GIVEN TASK = Output each entry exactly; skip nothing.

EXERCISE MATERIALS =
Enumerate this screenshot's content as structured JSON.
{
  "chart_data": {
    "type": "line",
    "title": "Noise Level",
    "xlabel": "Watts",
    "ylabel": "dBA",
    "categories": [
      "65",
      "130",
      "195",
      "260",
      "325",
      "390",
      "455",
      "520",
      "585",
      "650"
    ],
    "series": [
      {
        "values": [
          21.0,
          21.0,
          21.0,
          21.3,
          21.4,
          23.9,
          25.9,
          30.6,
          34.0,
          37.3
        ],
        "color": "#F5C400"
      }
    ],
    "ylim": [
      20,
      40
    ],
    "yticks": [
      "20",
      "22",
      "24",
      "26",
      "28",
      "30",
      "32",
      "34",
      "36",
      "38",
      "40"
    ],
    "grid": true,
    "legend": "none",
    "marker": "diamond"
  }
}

EXERCISE SOLUTION =
Enumerate this screenshot's content as structured JSON.
{
  "chart_data": {
    "type": "line",
    "title": "Noise Level",
    "xlabel": "Watts",
    "ylabel": "dBA",
    "categories": [
      "65",
      "130",
      "195",
      "260",
      "325",
      "390",
      "455",
      "520",
      "585",
      "650"
    ],
    "series": [
      {
        "values": [
          21.0,
          21.0,
          21.0,
          21.3,
          21.4,
          23.9,
          25.9,
          30.6,
          34.0,
          37.3
        ],
        "color": "#F5C400"
      }
    ],
    "ylim": [
      20,
      40
    ],
    "yticks": [
      "20",
      "22",
      "24",
      "26",
      "28",
      "30",
      "32",
      "34",
      "36",
      "38",
      "40"
    ],
    "grid": true,
    "legend": "none",
    "marker": "diamond"
  }
}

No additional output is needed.